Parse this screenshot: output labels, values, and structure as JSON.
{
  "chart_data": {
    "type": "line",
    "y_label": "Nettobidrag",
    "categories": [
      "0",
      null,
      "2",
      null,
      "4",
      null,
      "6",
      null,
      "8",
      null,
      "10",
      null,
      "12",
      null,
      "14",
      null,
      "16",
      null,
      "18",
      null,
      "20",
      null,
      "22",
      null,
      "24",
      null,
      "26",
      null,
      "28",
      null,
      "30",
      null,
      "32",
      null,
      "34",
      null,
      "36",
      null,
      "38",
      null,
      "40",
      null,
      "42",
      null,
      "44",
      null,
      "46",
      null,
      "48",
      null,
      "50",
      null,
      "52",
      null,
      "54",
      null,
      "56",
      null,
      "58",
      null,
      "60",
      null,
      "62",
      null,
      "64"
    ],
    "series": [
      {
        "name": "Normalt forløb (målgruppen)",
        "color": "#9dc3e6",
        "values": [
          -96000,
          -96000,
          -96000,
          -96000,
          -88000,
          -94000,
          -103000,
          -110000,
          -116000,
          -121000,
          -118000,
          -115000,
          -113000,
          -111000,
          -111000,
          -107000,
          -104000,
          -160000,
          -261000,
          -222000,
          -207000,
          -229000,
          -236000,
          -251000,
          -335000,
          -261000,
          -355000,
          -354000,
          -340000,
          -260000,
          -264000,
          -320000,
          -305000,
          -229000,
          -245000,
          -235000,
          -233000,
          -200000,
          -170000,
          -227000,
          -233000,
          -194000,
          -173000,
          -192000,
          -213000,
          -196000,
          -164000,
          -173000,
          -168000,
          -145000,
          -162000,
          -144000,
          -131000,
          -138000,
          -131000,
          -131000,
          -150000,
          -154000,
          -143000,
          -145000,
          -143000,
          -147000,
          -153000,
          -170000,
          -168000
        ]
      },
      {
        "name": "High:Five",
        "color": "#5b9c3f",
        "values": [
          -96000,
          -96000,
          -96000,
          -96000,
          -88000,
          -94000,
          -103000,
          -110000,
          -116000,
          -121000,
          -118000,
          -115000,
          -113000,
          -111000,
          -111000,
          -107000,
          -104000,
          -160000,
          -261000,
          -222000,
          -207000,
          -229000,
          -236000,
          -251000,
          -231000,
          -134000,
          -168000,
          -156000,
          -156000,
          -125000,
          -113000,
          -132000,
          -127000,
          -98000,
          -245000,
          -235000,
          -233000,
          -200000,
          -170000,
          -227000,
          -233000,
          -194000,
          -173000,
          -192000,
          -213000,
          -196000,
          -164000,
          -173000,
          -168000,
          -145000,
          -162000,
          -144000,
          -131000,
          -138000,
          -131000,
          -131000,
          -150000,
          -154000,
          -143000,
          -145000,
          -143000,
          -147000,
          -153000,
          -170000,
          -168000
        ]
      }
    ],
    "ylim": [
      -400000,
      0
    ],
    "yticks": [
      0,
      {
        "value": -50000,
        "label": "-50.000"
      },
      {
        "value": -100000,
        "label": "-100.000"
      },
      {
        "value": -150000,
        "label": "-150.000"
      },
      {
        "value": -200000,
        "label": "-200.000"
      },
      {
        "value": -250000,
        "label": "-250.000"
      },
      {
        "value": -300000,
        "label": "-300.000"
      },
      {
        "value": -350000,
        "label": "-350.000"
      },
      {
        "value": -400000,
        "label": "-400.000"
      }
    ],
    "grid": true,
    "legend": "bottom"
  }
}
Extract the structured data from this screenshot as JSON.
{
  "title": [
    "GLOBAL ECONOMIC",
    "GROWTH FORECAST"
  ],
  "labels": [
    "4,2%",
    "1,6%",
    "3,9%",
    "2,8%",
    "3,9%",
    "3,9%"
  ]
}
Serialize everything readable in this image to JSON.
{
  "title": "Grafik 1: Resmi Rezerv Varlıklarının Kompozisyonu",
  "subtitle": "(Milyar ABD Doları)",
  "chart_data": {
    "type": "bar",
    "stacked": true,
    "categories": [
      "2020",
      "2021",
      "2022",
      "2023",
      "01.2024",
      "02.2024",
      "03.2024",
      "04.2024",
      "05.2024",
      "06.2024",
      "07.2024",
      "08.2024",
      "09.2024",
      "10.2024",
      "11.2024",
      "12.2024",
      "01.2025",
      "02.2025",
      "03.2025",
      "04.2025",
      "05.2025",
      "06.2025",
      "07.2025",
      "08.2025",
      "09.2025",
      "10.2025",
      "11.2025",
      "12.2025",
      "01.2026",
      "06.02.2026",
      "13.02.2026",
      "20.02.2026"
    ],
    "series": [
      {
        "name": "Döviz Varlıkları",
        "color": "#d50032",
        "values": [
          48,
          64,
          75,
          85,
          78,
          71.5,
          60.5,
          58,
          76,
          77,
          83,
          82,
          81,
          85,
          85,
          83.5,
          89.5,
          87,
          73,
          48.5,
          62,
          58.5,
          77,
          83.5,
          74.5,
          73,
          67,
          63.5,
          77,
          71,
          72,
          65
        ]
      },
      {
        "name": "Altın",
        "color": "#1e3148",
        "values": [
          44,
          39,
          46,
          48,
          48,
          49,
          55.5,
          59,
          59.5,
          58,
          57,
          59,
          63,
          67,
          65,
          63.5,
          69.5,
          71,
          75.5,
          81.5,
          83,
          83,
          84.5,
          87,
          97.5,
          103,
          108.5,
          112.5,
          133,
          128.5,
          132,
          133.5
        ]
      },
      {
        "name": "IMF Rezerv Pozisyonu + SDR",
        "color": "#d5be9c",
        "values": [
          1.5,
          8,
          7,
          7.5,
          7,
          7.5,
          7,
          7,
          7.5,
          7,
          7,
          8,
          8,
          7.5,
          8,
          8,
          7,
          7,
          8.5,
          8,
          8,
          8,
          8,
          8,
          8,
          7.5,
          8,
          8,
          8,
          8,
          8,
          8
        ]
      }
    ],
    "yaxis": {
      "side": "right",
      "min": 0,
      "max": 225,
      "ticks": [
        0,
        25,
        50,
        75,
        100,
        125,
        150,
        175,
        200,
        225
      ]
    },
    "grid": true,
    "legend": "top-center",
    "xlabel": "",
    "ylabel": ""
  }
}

Exercise:
Your answer should be one number: the count of lines in the data above that include the word "screenshot".

Result of this task:
2